Dataset items:
** START **

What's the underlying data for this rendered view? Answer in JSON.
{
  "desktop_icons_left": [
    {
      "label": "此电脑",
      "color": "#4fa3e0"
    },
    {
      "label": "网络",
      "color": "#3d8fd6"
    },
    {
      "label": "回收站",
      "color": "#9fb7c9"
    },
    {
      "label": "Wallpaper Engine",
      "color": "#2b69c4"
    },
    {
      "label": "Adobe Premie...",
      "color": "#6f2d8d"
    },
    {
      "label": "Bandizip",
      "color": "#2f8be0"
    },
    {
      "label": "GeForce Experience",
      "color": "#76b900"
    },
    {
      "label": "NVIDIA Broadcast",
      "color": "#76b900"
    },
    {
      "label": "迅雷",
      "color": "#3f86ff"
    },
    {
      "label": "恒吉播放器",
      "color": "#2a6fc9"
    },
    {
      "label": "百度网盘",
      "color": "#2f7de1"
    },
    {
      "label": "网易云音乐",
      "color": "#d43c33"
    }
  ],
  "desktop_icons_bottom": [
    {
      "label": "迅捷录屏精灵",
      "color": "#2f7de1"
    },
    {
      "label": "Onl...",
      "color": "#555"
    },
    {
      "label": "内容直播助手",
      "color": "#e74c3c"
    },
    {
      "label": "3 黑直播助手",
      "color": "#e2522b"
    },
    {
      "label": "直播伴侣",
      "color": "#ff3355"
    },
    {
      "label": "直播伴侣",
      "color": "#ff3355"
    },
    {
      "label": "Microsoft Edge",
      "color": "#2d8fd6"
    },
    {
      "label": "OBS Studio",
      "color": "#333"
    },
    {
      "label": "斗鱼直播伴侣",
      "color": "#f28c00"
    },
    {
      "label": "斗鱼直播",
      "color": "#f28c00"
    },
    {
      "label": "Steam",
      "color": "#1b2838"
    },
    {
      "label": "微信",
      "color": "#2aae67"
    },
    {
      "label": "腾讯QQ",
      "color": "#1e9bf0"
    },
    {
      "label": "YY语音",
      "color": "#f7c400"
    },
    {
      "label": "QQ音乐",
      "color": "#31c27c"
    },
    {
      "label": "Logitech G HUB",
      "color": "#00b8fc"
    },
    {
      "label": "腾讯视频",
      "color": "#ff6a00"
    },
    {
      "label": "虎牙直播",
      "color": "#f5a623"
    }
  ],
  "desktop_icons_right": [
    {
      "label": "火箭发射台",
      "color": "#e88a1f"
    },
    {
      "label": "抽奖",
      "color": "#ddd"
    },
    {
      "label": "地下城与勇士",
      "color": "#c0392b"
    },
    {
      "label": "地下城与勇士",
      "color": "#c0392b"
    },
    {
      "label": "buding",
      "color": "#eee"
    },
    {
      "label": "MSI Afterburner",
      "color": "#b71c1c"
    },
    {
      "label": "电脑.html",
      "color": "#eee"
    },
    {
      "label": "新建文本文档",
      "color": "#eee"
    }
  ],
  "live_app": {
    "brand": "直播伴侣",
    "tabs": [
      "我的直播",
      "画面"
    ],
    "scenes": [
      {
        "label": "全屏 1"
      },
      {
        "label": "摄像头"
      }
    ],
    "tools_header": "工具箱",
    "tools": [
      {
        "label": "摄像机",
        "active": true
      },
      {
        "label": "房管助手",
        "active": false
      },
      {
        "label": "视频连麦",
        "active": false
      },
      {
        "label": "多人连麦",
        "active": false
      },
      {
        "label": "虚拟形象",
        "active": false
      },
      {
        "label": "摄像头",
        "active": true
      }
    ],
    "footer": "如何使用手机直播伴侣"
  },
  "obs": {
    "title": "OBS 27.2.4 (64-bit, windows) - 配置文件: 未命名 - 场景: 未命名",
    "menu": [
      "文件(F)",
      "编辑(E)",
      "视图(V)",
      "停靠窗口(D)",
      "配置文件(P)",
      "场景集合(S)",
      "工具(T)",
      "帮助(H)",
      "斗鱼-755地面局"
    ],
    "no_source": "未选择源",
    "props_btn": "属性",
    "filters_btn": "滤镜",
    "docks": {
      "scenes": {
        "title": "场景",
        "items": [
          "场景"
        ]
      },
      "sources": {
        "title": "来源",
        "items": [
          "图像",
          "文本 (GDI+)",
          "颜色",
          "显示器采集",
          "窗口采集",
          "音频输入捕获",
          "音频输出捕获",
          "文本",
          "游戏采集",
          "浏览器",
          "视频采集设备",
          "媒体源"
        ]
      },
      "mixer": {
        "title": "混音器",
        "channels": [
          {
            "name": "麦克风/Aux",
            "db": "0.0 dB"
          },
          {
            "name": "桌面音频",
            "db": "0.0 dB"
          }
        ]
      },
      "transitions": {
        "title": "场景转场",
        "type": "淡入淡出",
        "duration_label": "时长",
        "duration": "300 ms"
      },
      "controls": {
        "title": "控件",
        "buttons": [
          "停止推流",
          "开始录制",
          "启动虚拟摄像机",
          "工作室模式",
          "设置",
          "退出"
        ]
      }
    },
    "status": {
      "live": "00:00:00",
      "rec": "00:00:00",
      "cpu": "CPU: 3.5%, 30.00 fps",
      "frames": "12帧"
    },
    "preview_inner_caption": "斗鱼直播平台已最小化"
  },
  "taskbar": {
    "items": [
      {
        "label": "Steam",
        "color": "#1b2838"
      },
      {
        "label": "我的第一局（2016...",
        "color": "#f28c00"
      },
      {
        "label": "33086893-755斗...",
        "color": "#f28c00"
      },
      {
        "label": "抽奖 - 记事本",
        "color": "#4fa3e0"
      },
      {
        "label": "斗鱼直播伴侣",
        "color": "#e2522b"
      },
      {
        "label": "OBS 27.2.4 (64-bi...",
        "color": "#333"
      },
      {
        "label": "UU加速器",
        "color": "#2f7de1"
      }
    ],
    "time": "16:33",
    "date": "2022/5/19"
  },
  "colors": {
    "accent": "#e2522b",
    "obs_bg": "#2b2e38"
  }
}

** END **

**WHAT TO PRODUCE:** Return the whole listing exactly, with every line included.

**CORRECT OUTPUT:**
What's the underlying data for this rendered view? Answer in JSON.
{
  "desktop_icons_left": [
    {
      "label": "此电脑",
      "color": "#4fa3e0"
    },
    {
      "label": "网络",
      "color": "#3d8fd6"
    },
    {
      "label": "回收站",
      "color": "#9fb7c9"
    },
    {
      "label": "Wallpaper Engine",
      "color": "#2b69c4"
    },
    {
      "label": "Adobe Premie...",
      "color": "#6f2d8d"
    },
    {
      "label": "Bandizip",
      "color": "#2f8be0"
    },
    {
      "label": "GeForce Experience",
      "color": "#76b900"
    },
    {
      "label": "NVIDIA Broadcast",
      "color": "#76b900"
    },
    {
      "label": "迅雷",
      "color": "#3f86ff"
    },
    {
      "label": "恒吉播放器",
      "color": "#2a6fc9"
    },
    {
      "label": "百度网盘",
      "color": "#2f7de1"
    },
    {
      "label": "网易云音乐",
      "color": "#d43c33"
    }
  ],
  "desktop_icons_bottom": [
    {
      "label": "迅捷录屏精灵",
      "color": "#2f7de1"
    },
    {
      "label": "Onl...",
      "color": "#555"
    },
    {
      "label": "内容直播助手",
      "color": "#e74c3c"
    },
    {
      "label": "3 黑直播助手",
      "color": "#e2522b"
    },
    {
      "label": "直播伴侣",
      "color": "#ff3355"
    },
    {
      "label": "直播伴侣",
      "color": "#ff3355"
    },
    {
      "label": "Microsoft Edge",
      "color": "#2d8fd6"
    },
    {
      "label": "OBS Studio",
      "color": "#333"
    },
    {
      "label": "斗鱼直播伴侣",
      "color": "#f28c00"
    },
    {
      "label": "斗鱼直播",
      "color": "#f28c00"
    },
    {
      "label": "Steam",
      "color": "#1b2838"
    },
    {
      "label": "微信",
      "color": "#2aae67"
    },
    {
      "label": "腾讯QQ",
      "color": "#1e9bf0"
    },
    {
      "label": "YY语音",
      "color": "#f7c400"
    },
    {
      "label": "QQ音乐",
      "color": "#31c27c"
    },
    {
      "label": "Logitech G HUB",
      "color": "#00b8fc"
    },
    {
      "label": "腾讯视频",
      "color": "#ff6a00"
    },
    {
      "label": "虎牙直播",
      "color": "#f5a623"
    }
  ],
  "desktop_icons_right": [
    {
      "label": "火箭发射台",
      "color": "#e88a1f"
    },
    {
      "label": "抽奖",
      "color": "#ddd"
    },
    {
      "label": "地下城与勇士",
      "color": "#c0392b"
    },
    {
      "label": "地下城与勇士",
      "color": "#c0392b"
    },
    {
      "label": "buding",
      "color": "#eee"
    },
    {
      "label": "MSI Afterburner",
      "color": "#b71c1c"
    },
    {
      "label": "电脑.html",
      "color": "#eee"
    },
    {
      "label": "新建文本文档",
      "color": "#eee"
    }
  ],
  "live_app": {
    "brand": "直播伴侣",
    "tabs": [
      "我的直播",
      "画面"
    ],
    "scenes": [
      {
        "label": "全屏 1"
      },
      {
        "label": "摄像头"
      }
    ],
    "tools_header": "工具箱",
    "tools": [
      {
        "label": "摄像机",
        "active": true
      },
      {
        "label": "房管助手",
        "active": false
      },
      {
        "label": "视频连麦",
        "active": false
      },
      {
        "label": "多人连麦",
        "active": false
      },
      {
        "label": "虚拟形象",
        "active": false
      },
      {
        "label": "摄像头",
        "active": true
      }
    ],
    "footer": "如何使用手机直播伴侣"
  },
  "obs": {
    "title": "OBS 27.2.4 (64-bit, windows) - 配置文件: 未命名 - 场景: 未命名",
    "menu": [
      "文件(F)",
      "编辑(E)",
      "视图(V)",
      "停靠窗口(D)",
      "配置文件(P)",
      "场景集合(S)",
      "工具(T)",
      "帮助(H)",
      "斗鱼-755地面局"
    ],
    "no_source": "未选择源",
    "props_btn": "属性",
    "filters_btn": "滤镜",
    "docks": {
      "scenes": {
        "title": "场景",
        "items": [
          "场景"
        ]
      },
      "sources": {
        "title": "来源",
        "items": [
          "图像",
          "文本 (GDI+)",
          "颜色",
          "显示器采集",
          "窗口采集",
          "音频输入捕获",
          "音频输出捕获",
          "文本",
          "游戏采集",
          "浏览器",
          "视频采集设备",
          "媒体源"
        ]
      },
      "mixer": {
        "title": "混音器",
        "channels": [
          {
            "name": "麦克风/Aux",
            "db": "0.0 dB"
          },
          {
            "name": "桌面音频",
            "db": "0.0 dB"
          }
        ]
      },
      "transitions": {
        "title": "场景转场",
        "type": "淡入淡出",
        "duration_label": "时长",
        "duration": "300 ms"
      },
      "controls": {
        "title": "控件",
        "buttons": [
          "停止推流",
          "开始录制",
          "启动虚拟摄像机",
          "工作室模式",
          "设置",
          "退出"
        ]
      }
    },
    "status": {
      "live": "00:00:00",
      "rec": "00:00:00",
      "cpu": "CPU: 3.5%, 30.00 fps",
      "frames": "12帧"
    },
    "preview_inner_caption": "斗鱼直播平台已最小化"
  },
  "taskbar": {
    "items": [
      {
        "label": "Steam",
        "color": "#1b2838"
      },
      {
        "label": "我的第一局（2016...",
        "color": "#f28c00"
      },
      {
        "label": "33086893-755斗...",
        "color": "#f28c00"
      },
      {
        "label": "抽奖 - 记事本",
        "color": "#4fa3e0"
      },
      {
        "label": "斗鱼直播伴侣",
        "color": "#e2522b"
      },
      {
        "label": "OBS 27.2.4 (64-bi...",
        "color": "#333"
      },
      {
        "label": "UU加速器",
        "color": "#2f7de1"
      }
    ],
    "time": "16:33",
    "date": "2022/5/19"
  },
  "colors": {
    "accent": "#e2522b",
    "obs_bg": "#2b2e38"
  }
}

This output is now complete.